• Job
Would you set down every entry shown below, precisely as written?

• Records shown
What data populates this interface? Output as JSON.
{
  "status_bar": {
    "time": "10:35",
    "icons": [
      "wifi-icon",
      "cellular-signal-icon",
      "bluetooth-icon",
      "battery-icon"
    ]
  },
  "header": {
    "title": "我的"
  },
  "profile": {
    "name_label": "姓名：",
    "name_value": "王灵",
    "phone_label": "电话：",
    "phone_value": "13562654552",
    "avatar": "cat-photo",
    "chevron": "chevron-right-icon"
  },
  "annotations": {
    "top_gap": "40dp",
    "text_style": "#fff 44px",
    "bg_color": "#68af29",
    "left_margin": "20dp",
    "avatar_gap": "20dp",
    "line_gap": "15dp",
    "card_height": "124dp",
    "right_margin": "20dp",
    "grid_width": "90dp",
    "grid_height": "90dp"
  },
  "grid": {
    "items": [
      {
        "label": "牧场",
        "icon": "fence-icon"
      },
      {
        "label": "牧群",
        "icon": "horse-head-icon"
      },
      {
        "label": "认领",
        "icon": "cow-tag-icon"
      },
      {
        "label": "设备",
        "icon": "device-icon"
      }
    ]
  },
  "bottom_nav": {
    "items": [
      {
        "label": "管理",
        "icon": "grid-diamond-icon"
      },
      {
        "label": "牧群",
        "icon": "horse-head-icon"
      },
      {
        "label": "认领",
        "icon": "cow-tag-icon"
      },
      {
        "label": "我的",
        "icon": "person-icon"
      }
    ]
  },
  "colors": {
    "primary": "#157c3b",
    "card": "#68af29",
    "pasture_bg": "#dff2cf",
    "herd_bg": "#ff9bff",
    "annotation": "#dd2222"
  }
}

• Final result
What data populates this interface? Output as JSON.
{
  "status_bar": {
    "time": "10:35",
    "icons": [
      "wifi-icon",
      "cellular-signal-icon",
      "bluetooth-icon",
      "battery-icon"
    ]
  },
  "header": {
    "title": "我的"
  },
  "profile": {
    "name_label": "姓名：",
    "name_value": "王灵",
    "phone_label": "电话：",
    "phone_value": "13562654552",
    "avatar": "cat-photo",
    "chevron": "chevron-right-icon"
  },
  "annotations": {
    "top_gap": "40dp",
    "text_style": "#fff 44px",
    "bg_color": "#68af29",
    "left_margin": "20dp",
    "avatar_gap": "20dp",
    "line_gap": "15dp",
    "card_height": "124dp",
    "right_margin": "20dp",
    "grid_width": "90dp",
    "grid_height": "90dp"
  },
  "grid": {
    "items": [
      {
        "label": "牧场",
        "icon": "fence-icon"
      },
      {
        "label": "牧群",
        "icon": "horse-head-icon"
      },
      {
        "label": "认领",
        "icon": "cow-tag-icon"
      },
      {
        "label": "设备",
        "icon": "device-icon"
      }
    ]
  },
  "bottom_nav": {
    "items": [
      {
        "label": "管理",
        "icon": "grid-diamond-icon"
      },
      {
        "label": "牧群",
        "icon": "horse-head-icon"
      },
      {
        "label": "认领",
        "icon": "cow-tag-icon"
      },
      {
        "label": "我的",
        "icon": "person-icon"
      }
    ]
  },
  "colors": {
    "primary": "#157c3b",
    "card": "#68af29",
    "pasture_bg": "#dff2cf",
    "herd_bg": "#ff9bff",
    "annotation": "#dd2222"
  }
}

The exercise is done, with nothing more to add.